Task statement:
Repeat the data below exactly, dropping any pictures it holds.

[Stored dataset items]
▬▬▬

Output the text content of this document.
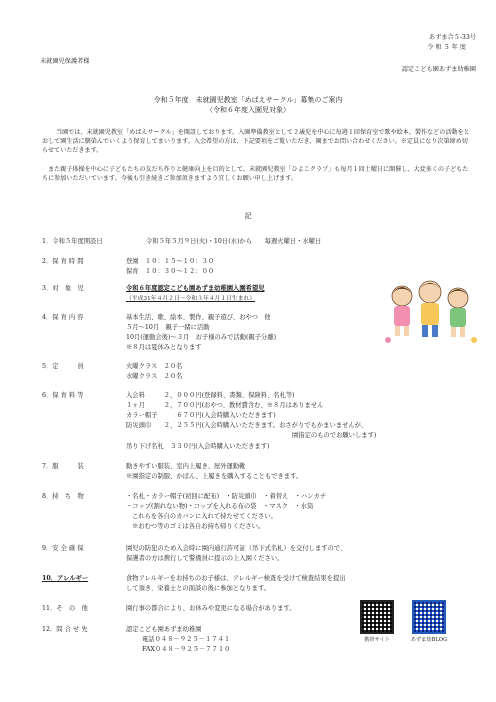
あずま合５-33号
令 和 ５ 年 度
未就園児保護者様
認定こども園あずま幼稚園
令和５年度　未就園児教室「めばえサークル」募集のご案内
（令和６年度入園児対象）
当園では、未就園児教室「めばえサークル」を開設しております。入園準備教室として２歳児を中心に毎週１回保育室で歌や絵本、製作などの活動をとおして園生活に馴染んでいくよう保育してまいります。入会希望の方は、下記要項をご覧いただき、園までお問い合わせください。※定員になり次第締め切らせていただきます。
また親子体操を中心に子どもたちの友だち作りと健康向上を目的として、未就園児教室「ひよこクラブ」も毎月１回土曜日に開催し、大変多くの子どもたちに参加いただいています。今後も引き続きご参加頂きますよう宜しくお願い申し上げます。
記
1．令和５年度開設日	令和５年５月９日(火)・10日(水)から　　毎週火曜日・水曜日
2．保 育 時 間	登園　１０：１５～１０：３０
保育　１０：３０～１２：００
3．対　象　児	令和６年度認定こども園あずま幼稚園入園希望児
（平成31年４月２日～令和３年４月１日生まれ）
4．保 育 内 容	基本生活、歌、絵本、製作、親子遊び、おやつ　他
５月～10月　親子一緒に活動
10月(運動会後)～３月　お子様のみで活動(親子分離)
※８月は夏休みとなります
5．定　　　員	火曜クラス　２０名
水曜クラス　２０名
6．保 育 料 等	入会料　　　２，０００円(登録料、書類、保険料、名札等)
１ヶ月　　　２，７００円(おやつ、教材費含む、※８月はありません
カラー帽子　　　６７０円(入会時購入いただきます)
防災頭巾　　２，２５５円(入会時購入いただきます。おさがりでもかまいませんが、
園指定のものでお願いします)
吊り下げ名札　３３０円(入会時購入いただきます)
7．服　　　装	動きやすい服装、室内上履き、屋外運動靴
※園指定の制服、かばん、上履きを購入することもできます。
8．持　ち　物	・名札・カラー帽子(初回に配布)　・防災頭巾　・着替え　・ハンカチ
・コップ(割れない物)・コップを入れる布の袋　・マスク　・水筒
これらを各自のカバンに入れて持たせてください。
※おむつ等のゴミは各自お持ち帰りください。
9．安 全 確 保	園児の防犯のため入会時に園内通行許可証（吊下式名札）を交付しますので、
保護者の方は携行して警備員に提示の上入園ください。
10．アレルギー	食物アレルギーをお持ちのお子様は、アレルギー検査を受けて検査結果を提出
して頂き、栄養士との面談の後に参加となります。
11．そ　の　他	園行事の都合により、お休みや変更になる場合があります。
12．問 合 せ 先	認定こども園あずま幼稚園
電話０４８－９２５－１７４１
FAX０４８－９２５－７７１０
携帯サイト	あずま幼BLOG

▬▬▬

Answer for this exercise:
Output the text content of this document.
あずま合５-33号
令 和 ５ 年 度
未就園児保護者様
認定こども園あずま幼稚園
令和５年度　未就園児教室「めばえサークル」募集のご案内
（令和６年度入園児対象）
当園では、未就園児教室「めばえサークル」を開設しております。入園準備教室として２歳児を中心に毎週１回保育室で歌や絵本、製作などの活動をとおして園生活に馴染んでいくよう保育してまいります。入会希望の方は、下記要項をご覧いただき、園までお問い合わせください。※定員になり次第締め切らせていただきます。
また親子体操を中心に子どもたちの友だち作りと健康向上を目的として、未就園児教室「ひよこクラブ」も毎月１回土曜日に開催し、大変多くの子どもたちに参加いただいています。今後も引き続きご参加頂きますよう宜しくお願い申し上げます。
記
1．令和５年度開設日	令和５年５月９日(火)・10日(水)から　　毎週火曜日・水曜日
2．保 育 時 間	登園　１０：１５～１０：３０
保育　１０：３０～１２：００
3．対　象　児	令和６年度認定こども園あずま幼稚園入園希望児
（平成31年４月２日～令和３年４月１日生まれ）
4．保 育 内 容	基本生活、歌、絵本、製作、親子遊び、おやつ　他
５月～10月　親子一緒に活動
10月(運動会後)～３月　お子様のみで活動(親子分離)
※８月は夏休みとなります
5．定　　　員	火曜クラス　２０名
水曜クラス　２０名
6．保 育 料 等	入会料　　　２，０００円(登録料、書類、保険料、名札等)
１ヶ月　　　２，７００円(おやつ、教材費含む、※８月はありません
カラー帽子　　　６７０円(入会時購入いただきます)
防災頭巾　　２，２５５円(入会時購入いただきます。おさがりでもかまいませんが、
園指定のものでお願いします)
吊り下げ名札　３３０円(入会時購入いただきます)
7．服　　　装	動きやすい服装、室内上履き、屋外運動靴
※園指定の制服、かばん、上履きを購入することもできます。
8．持　ち　物	・名札・カラー帽子(初回に配布)　・防災頭巾　・着替え　・ハンカチ
・コップ(割れない物)・コップを入れる布の袋　・マスク　・水筒
これらを各自のカバンに入れて持たせてください。
※おむつ等のゴミは各自お持ち帰りください。
9．安 全 確 保	園児の防犯のため入会時に園内通行許可証（吊下式名札）を交付しますので、
保護者の方は携行して警備員に提示の上入園ください。
10．アレルギー	食物アレルギーをお持ちのお子様は、アレルギー検査を受けて検査結果を提出
して頂き、栄養士との面談の後に参加となります。
11．そ　の　他	園行事の都合により、お休みや変更になる場合があります。
12．問 合 せ 先	認定こども園あずま幼稚園
電話０４８－９２５－１７４１
FAX０４８－９２５－７７１０
携帯サイト	あずま幼BLOG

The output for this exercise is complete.